**Problem description**
Scan the listing below. Report each line that includes "realidad".
((
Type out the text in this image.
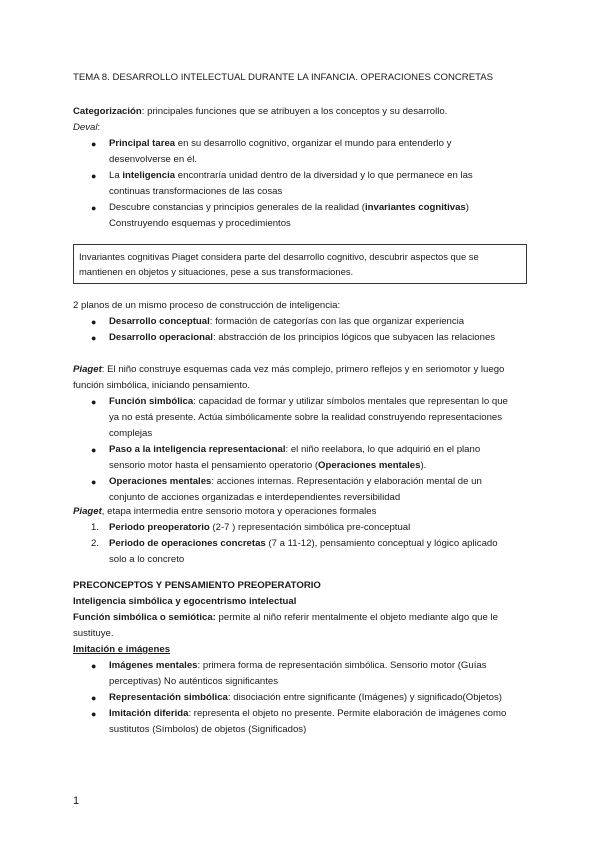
TEMA 8. DESARROLLO INTELECTUAL DURANTE LA INFANCIA. OPERACIONES CONCRETAS
Categorización: principales funciones que se atribuyen a los conceptos y su desarrollo.
Deval:
● Principal tarea en su desarrollo cognitivo, organizar el mundo para entenderlo y
desenvolverse en él.
● La inteligencia encontraría unidad dentro de la diversidad y lo que permanece en las
continuas transformaciones de las cosas
● Descubre constancias y principios generales de la realidad (invariantes cognitivas)
Construyendo esquemas y procedimientos
Invariantes cognitivas Piaget considera parte del desarrollo cognitivo, descubrir aspectos que se
mantienen en objetos y situaciones, pese a sus transformaciones.
2 planos de un mismo proceso de construcción de inteligencia:
● Desarrollo conceptual: formación de categorías con las que organizar experiencia
● Desarrollo operacional: abstracción de los principios lógicos que subyacen las relaciones
Piaget: El niño construye esquemas cada vez más complejo, primero reflejos y en seriomotor y luego
función simbólica, iniciando pensamiento.
● Función simbólica: capacidad de formar y utilizar símbolos mentales que representan lo que
ya no está presente. Actúa simbólicamente sobre la realidad construyendo representaciones
complejas
● Paso a la inteligencia representacional: el niño reelabora, lo que adquirió en el plano
sensorio motor hasta el pensamiento operatorio (Operaciones mentales).
● Operaciones mentales: acciones internas. Representación y elaboración mental de un
conjunto de acciones organizadas e interdependientes reversibilidad
Piaget, etapa intermedia entre sensorio motora y operaciones formales
1. Periodo preoperatorio (2-7 ) representación simbólica pre-conceptual
2. Periodo de operaciones concretas (7 a 11-12), pensamiento conceptual y lógico aplicado
solo a lo concreto
PRECONCEPTOS Y PENSAMIENTO PREOPERATORIO
Inteligencia simbólica y egocentrismo intelectual
Función simbólica o semiótica: permite al niño referir mentalmente el objeto mediante algo que le
sustituye.
Imitación e imágenes
● Imágenes mentales: primera forma de representación simbólica. Sensorio motor (Guías
perceptivas) No auténticos significantes
● Representación simbólica: disociación entre significante (Imágenes) y significado(Objetos)
● Imitación diferida: representa el objeto no presente. Permite elaboración de imágenes como
sustitutos (Símbolos) de objetos (Significados)
1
))
**Final answer**
● Descubre constancias y principios generales de la realidad (invariantes cognitivas)
ya no está presente. Actúa simbólicamente sobre la realidad construyendo representaciones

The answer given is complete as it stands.